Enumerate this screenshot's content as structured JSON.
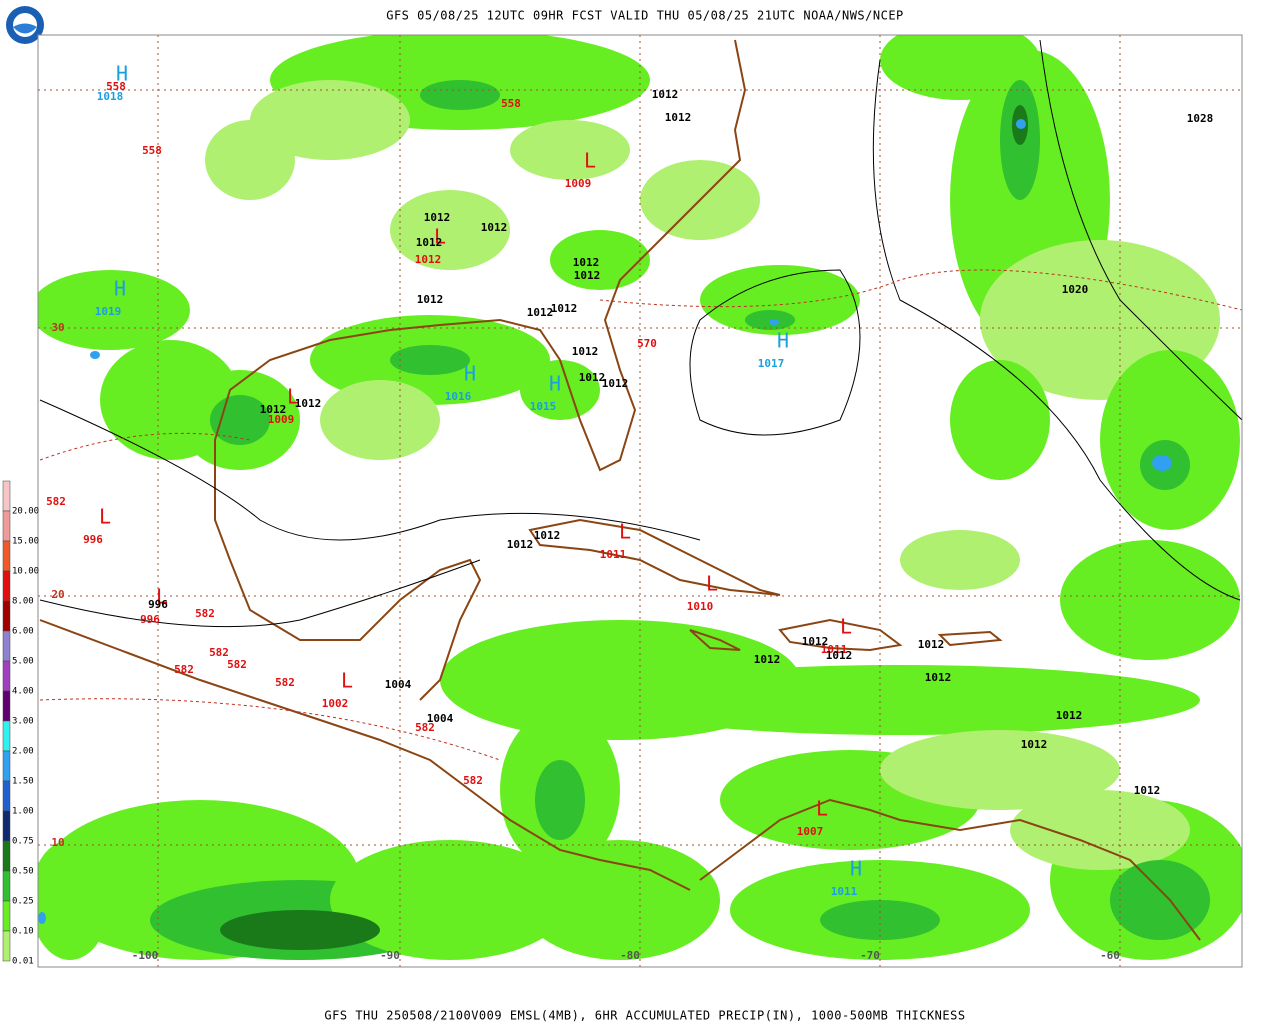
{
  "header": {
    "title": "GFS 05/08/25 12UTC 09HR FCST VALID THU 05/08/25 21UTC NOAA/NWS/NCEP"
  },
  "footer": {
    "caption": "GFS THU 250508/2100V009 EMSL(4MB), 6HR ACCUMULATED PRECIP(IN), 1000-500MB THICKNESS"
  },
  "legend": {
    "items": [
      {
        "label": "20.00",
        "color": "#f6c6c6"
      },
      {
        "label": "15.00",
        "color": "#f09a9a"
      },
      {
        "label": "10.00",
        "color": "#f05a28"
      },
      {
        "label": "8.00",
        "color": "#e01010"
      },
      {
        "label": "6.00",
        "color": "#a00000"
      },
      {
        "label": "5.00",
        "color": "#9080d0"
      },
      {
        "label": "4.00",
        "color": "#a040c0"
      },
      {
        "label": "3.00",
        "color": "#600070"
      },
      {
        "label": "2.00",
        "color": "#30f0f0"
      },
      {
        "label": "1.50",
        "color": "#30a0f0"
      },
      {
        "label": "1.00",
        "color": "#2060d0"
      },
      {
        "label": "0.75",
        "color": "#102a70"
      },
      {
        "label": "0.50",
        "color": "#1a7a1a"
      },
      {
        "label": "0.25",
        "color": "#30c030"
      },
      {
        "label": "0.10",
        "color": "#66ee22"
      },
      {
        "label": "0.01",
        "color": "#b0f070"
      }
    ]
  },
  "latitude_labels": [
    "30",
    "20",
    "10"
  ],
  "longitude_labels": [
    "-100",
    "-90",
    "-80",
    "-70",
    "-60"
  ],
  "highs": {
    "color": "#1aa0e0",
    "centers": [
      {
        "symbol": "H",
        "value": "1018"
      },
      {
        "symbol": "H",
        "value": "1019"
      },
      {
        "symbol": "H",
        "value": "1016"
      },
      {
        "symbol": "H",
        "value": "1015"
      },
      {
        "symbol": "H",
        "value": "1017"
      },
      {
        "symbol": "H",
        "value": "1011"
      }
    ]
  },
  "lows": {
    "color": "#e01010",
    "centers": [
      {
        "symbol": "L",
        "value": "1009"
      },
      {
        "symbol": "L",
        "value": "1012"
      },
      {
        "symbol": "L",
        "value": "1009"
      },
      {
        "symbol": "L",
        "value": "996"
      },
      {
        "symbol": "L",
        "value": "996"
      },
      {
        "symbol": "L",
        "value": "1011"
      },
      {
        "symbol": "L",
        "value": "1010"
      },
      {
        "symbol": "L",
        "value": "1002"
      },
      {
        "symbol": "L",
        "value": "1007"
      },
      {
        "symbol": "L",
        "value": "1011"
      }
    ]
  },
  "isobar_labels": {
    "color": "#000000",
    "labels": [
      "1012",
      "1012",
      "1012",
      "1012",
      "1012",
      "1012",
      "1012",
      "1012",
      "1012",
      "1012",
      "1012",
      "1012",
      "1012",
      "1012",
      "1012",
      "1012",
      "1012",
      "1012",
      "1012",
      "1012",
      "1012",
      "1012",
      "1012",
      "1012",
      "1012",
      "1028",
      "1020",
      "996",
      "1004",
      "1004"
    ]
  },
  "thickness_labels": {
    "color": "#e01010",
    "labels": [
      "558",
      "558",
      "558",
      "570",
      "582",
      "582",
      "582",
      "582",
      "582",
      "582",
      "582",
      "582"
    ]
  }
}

###

→ **Set exercise**
Leave out the pictures and print each record exactly as it stands.

→ **Exercise output**
Enumerate this screenshot's content as structured JSON.
{
  "header": {
    "title": "GFS 05/08/25 12UTC 09HR FCST VALID THU 05/08/25 21UTC NOAA/NWS/NCEP"
  },
  "footer": {
    "caption": "GFS THU 250508/2100V009 EMSL(4MB), 6HR ACCUMULATED PRECIP(IN), 1000-500MB THICKNESS"
  },
  "legend": {
    "items": [
      {
        "label": "20.00",
        "color": "#f6c6c6"
      },
      {
        "label": "15.00",
        "color": "#f09a9a"
      },
      {
        "label": "10.00",
        "color": "#f05a28"
      },
      {
        "label": "8.00",
        "color": "#e01010"
      },
      {
        "label": "6.00",
        "color": "#a00000"
      },
      {
        "label": "5.00",
        "color": "#9080d0"
      },
      {
        "label": "4.00",
        "color": "#a040c0"
      },
      {
        "label": "3.00",
        "color": "#600070"
      },
      {
        "label": "2.00",
        "color": "#30f0f0"
      },
      {
        "label": "1.50",
        "color": "#30a0f0"
      },
      {
        "label": "1.00",
        "color": "#2060d0"
      },
      {
        "label": "0.75",
        "color": "#102a70"
      },
      {
        "label": "0.50",
        "color": "#1a7a1a"
      },
      {
        "label": "0.25",
        "color": "#30c030"
      },
      {
        "label": "0.10",
        "color": "#66ee22"
      },
      {
        "label": "0.01",
        "color": "#b0f070"
      }
    ]
  },
  "latitude_labels": [
    "30",
    "20",
    "10"
  ],
  "longitude_labels": [
    "-100",
    "-90",
    "-80",
    "-70",
    "-60"
  ],
  "highs": {
    "color": "#1aa0e0",
    "centers": [
      {
        "symbol": "H",
        "value": "1018"
      },
      {
        "symbol": "H",
        "value": "1019"
      },
      {
        "symbol": "H",
        "value": "1016"
      },
      {
        "symbol": "H",
        "value": "1015"
      },
      {
        "symbol": "H",
        "value": "1017"
      },
      {
        "symbol": "H",
        "value": "1011"
      }
    ]
  },
  "lows": {
    "color": "#e01010",
    "centers": [
      {
        "symbol": "L",
        "value": "1009"
      },
      {
        "symbol": "L",
        "value": "1012"
      },
      {
        "symbol": "L",
        "value": "1009"
      },
      {
        "symbol": "L",
        "value": "996"
      },
      {
        "symbol": "L",
        "value": "996"
      },
      {
        "symbol": "L",
        "value": "1011"
      },
      {
        "symbol": "L",
        "value": "1010"
      },
      {
        "symbol": "L",
        "value": "1002"
      },
      {
        "symbol": "L",
        "value": "1007"
      },
      {
        "symbol": "L",
        "value": "1011"
      }
    ]
  },
  "isobar_labels": {
    "color": "#000000",
    "labels": [
      "1012",
      "1012",
      "1012",
      "1012",
      "1012",
      "1012",
      "1012",
      "1012",
      "1012",
      "1012",
      "1012",
      "1012",
      "1012",
      "1012",
      "1012",
      "1012",
      "1012",
      "1012",
      "1012",
      "1012",
      "1012",
      "1012",
      "1012",
      "1012",
      "1012",
      "1028",
      "1020",
      "996",
      "1004",
      "1004"
    ]
  },
  "thickness_labels": {
    "color": "#e01010",
    "labels": [
      "558",
      "558",
      "558",
      "570",
      "582",
      "582",
      "582",
      "582",
      "582",
      "582",
      "582",
      "582"
    ]
  }
}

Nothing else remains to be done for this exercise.